Exercise description
Below are records. Count every line containing the word "Attorney" and give the number alone.

>> BEGIN Given entries

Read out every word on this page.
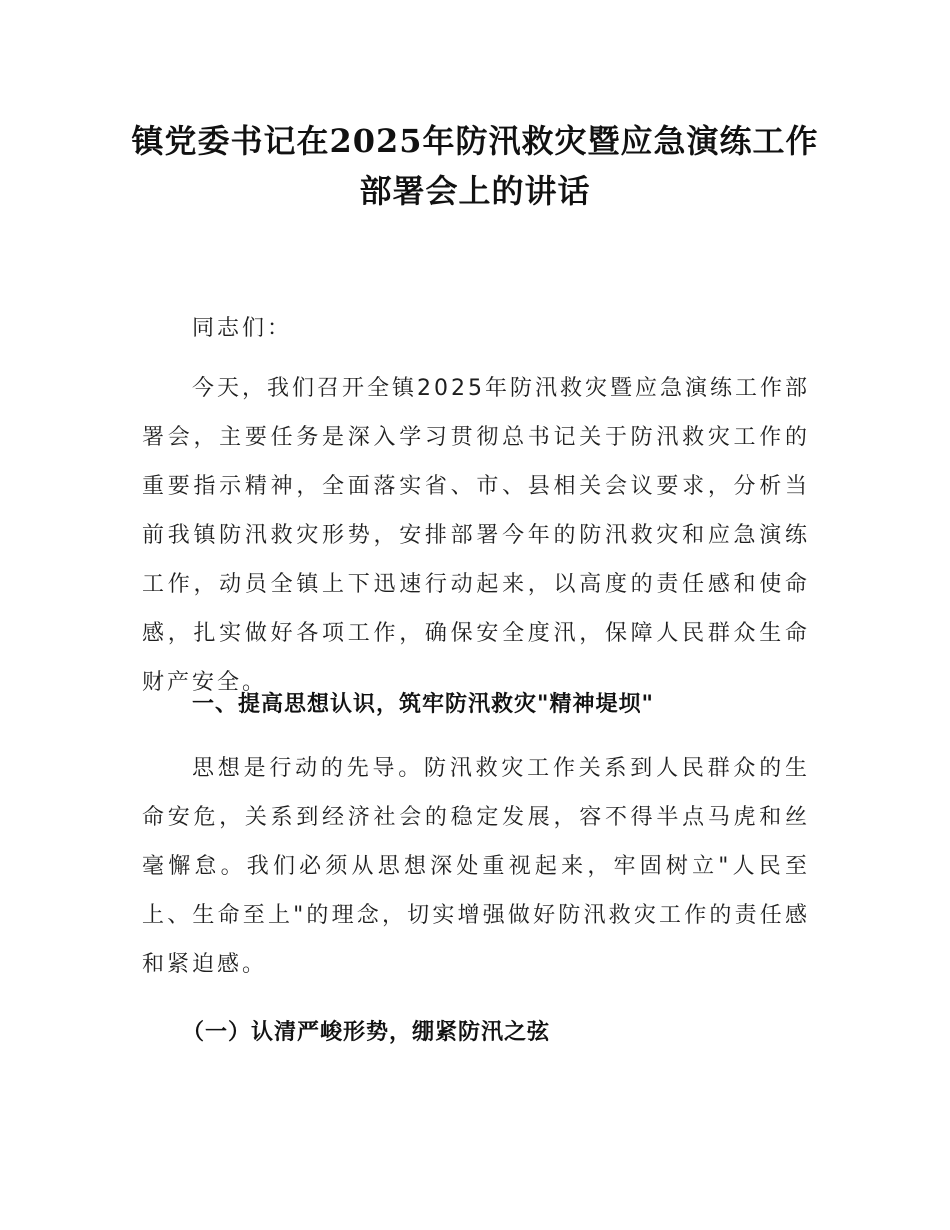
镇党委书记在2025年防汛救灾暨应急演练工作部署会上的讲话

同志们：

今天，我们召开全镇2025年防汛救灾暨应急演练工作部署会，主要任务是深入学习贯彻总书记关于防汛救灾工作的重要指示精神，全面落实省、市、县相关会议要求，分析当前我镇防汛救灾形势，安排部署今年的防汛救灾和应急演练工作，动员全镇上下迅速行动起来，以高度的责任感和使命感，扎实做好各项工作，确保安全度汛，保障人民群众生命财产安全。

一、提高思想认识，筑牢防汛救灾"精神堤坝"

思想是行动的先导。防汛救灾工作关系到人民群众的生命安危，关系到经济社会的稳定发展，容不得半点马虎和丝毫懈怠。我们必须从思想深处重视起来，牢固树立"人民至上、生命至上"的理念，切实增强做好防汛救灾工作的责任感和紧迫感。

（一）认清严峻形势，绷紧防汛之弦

>> END Given entries
>> BEGIN Given entries

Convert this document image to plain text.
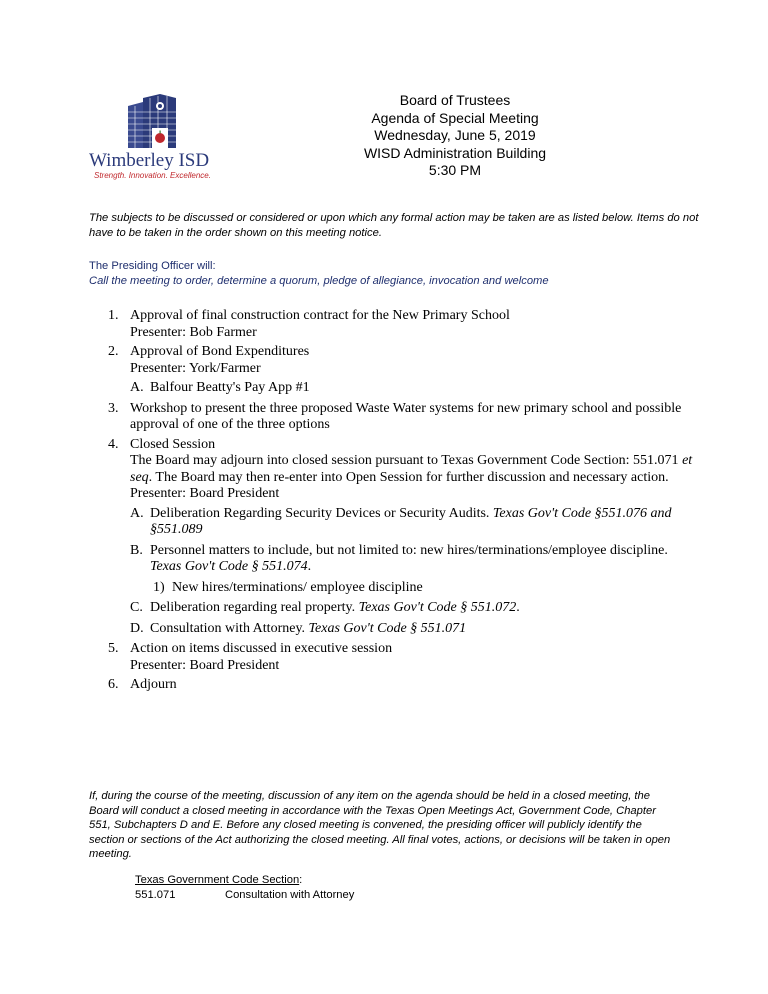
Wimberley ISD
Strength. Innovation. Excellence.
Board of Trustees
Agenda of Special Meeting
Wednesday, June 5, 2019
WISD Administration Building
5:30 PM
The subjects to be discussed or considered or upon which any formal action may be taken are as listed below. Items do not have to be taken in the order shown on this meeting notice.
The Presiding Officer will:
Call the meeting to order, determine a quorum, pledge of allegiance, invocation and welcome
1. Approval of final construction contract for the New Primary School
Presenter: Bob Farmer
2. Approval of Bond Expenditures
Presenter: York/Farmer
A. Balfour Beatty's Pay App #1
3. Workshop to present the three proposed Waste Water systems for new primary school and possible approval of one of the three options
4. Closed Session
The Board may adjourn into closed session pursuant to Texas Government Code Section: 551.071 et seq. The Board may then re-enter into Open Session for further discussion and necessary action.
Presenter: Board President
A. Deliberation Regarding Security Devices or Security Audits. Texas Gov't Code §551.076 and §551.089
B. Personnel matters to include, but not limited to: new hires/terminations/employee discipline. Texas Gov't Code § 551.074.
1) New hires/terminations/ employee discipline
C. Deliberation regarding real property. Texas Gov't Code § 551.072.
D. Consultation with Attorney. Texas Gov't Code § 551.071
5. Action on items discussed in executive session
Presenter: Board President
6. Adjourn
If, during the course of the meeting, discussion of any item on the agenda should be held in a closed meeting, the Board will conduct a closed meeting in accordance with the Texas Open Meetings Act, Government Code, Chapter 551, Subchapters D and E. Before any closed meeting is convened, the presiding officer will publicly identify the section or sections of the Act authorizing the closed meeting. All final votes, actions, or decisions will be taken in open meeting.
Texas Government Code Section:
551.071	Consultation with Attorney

>> END Given entries

Task solution
2